Directions. Take every line where the string "icon" appears and copy it.

Data excerpts.
══════

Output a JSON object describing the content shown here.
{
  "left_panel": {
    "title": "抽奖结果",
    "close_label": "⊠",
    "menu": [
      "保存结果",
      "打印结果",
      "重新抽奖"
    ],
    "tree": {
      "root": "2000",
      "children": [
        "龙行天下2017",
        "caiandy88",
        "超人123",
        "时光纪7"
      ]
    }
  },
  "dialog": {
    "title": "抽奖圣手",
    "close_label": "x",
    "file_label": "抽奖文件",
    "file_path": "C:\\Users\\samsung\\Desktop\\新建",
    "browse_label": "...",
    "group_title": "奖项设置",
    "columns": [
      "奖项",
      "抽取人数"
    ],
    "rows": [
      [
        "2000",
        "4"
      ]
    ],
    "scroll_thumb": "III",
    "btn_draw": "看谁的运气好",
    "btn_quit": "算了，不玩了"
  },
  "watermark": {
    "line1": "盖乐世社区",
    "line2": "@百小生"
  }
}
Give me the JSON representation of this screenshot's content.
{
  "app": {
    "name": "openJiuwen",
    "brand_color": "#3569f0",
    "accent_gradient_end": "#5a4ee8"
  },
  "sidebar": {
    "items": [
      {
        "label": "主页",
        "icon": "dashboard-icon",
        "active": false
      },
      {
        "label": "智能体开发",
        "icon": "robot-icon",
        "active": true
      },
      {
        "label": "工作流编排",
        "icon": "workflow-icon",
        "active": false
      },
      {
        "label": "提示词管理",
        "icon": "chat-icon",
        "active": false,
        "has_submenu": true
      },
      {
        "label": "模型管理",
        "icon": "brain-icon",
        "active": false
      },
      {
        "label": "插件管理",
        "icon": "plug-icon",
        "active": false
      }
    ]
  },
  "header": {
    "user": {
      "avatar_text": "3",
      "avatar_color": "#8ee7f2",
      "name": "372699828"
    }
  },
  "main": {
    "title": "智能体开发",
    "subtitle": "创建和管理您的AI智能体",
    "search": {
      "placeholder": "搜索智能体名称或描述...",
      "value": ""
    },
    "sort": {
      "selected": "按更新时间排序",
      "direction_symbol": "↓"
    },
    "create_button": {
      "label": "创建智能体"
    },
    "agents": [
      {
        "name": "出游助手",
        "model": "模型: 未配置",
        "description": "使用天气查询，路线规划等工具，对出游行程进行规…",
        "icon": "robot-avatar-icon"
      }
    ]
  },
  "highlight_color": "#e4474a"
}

══════

Correct answer.
        "icon": "dashboard-icon",
        "icon": "robot-icon",
        "icon": "workflow-icon",
        "icon": "chat-icon",
        "icon": "brain-icon",
        "icon": "plug-icon",
        "icon": "robot-avatar-icon"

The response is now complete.